== CONSIGNES ==
1. D'après le texte sur la médiation pénale, qui avait rejeté avec véhémence cette procédure ?
2. Recopiez sans modification le passage du texte sur la médiation pénale qui commence par « La médiation pénale, qui » et se poursuit jusqu'à « le cas présent. ».

== DOCUMENT ==
Si tel est bien le cas, il n’y a pas de doute alors, on pourrait bien affirmer que la montagne aura véritablement accouché d’une souris. Ou pire !
La médiation pénale, qui avait été rejetée véhémentement par le président de la République et son ministre de la justice et garde des sceaux, a bien prévalu finalement dans le cas présent.
Car, c’est elle qui a été bel et bien appliquée, mais peut être qu’on n’ose pas l’avouer aux Sénégalais, à cause du prix fort que la majorité d’entre eux attachait à la procédure annoncée antérieurement.
C’est extrêmement grave cette reculade de l’Etat ! Et au finish, le Gouvernement a fait trop de bruit autour de la question pour rien, ou alors pour si peu. Osons espérer toutefois, que le cas de Karim Wade et consorts ne sera pas semblable, sinon, ce sera la catastrophe car, on aura perdu inutilement du temps et de l’argent pour des broutilles.
Au regard du cas qui nous préoccupe présentement, je pense que la Cour de Répression de l’Enrichissement Illicite (CREI) s’est muée dans les faits et curieusement, en une Cour d’Incitation à l’Enrichissement Illicite légalisé (CIEIL) par la volonté des autorités de l’Etat. A cet effet, madame le ministre de la Justice semble, si les faits annoncés par la presse étaient bien confirmés, se dédire totalement jusqu’à preuve du contraire.
Car, elle avait elle-même, devant tout le peuple sénégalais comme témoin, proclamé haut et fort, qu’il n’y a aurait pas de médiation pénale dans la traque des biens mal acquis. Ce qui du reste serait très juste, parce qu’il ne saurait être question, d’appliquer une telle faveur, à ceux-là, qui ont délibérément pillé avec indécence, les ressources nationales de toute une communauté, pour leur seul profit.

== Entrées de la collection ==
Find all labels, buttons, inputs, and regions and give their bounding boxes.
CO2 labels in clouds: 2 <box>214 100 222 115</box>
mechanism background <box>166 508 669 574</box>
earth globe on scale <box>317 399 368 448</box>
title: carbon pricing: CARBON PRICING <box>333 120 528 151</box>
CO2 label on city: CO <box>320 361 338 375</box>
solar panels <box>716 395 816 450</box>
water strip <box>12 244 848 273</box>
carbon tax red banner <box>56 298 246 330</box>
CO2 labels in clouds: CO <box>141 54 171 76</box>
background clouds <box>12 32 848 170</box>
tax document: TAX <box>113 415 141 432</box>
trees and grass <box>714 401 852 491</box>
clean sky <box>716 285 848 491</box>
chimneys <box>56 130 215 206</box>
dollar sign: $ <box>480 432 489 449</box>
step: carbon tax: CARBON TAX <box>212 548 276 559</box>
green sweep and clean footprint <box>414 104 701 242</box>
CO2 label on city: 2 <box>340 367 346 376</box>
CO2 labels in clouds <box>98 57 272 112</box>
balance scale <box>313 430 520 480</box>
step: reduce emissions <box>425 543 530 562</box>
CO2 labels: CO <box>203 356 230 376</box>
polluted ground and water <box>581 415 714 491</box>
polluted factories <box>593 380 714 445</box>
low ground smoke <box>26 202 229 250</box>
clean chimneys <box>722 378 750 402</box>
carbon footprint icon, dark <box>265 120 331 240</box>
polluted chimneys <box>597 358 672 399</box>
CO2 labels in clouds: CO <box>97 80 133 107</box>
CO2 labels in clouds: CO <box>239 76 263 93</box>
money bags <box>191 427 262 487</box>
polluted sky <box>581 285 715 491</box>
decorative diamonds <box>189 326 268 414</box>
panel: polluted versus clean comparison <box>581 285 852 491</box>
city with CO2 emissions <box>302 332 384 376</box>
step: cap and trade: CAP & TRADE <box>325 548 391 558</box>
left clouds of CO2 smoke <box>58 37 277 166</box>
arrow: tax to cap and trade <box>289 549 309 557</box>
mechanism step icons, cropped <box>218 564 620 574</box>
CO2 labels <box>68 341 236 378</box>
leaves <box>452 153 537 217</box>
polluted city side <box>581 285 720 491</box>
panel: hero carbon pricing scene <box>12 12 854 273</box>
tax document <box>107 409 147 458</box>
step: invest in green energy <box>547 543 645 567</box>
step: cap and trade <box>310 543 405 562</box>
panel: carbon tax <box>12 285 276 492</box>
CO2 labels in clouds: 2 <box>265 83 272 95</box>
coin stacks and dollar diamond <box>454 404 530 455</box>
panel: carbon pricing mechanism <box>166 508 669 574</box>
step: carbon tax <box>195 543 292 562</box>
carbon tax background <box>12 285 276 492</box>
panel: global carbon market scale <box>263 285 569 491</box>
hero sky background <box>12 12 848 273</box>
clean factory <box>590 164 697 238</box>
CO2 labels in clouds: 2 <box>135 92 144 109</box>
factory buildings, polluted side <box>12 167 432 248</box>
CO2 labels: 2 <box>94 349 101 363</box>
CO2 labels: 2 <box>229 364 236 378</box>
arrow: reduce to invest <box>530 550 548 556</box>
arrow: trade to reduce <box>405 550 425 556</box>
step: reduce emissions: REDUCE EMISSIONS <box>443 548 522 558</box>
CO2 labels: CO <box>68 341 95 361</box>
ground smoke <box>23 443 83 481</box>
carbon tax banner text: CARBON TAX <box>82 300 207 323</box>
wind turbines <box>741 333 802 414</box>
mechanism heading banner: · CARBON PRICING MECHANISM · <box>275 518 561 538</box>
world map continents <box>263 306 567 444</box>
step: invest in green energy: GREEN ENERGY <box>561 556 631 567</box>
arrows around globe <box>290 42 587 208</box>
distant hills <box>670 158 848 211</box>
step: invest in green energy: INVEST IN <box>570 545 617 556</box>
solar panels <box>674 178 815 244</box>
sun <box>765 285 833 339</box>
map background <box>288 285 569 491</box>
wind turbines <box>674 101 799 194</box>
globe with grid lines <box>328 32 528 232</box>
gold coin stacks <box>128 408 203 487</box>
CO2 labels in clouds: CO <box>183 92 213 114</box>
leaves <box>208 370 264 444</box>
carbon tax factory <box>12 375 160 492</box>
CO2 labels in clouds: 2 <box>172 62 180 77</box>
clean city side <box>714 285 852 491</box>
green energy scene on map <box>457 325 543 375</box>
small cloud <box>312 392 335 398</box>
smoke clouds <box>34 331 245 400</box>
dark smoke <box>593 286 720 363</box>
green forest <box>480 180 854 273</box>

== CORRIGÉS PAR CONSIGNE ==
1. Le président de la République et son ministre de la Justice et garde des Sceaux.

2.
La médiation pénale, qui avait été rejetée véhémentement par le président de la République et son ministre de la justice et garde des sceaux, a bien prévalu finalement dans le cas présent.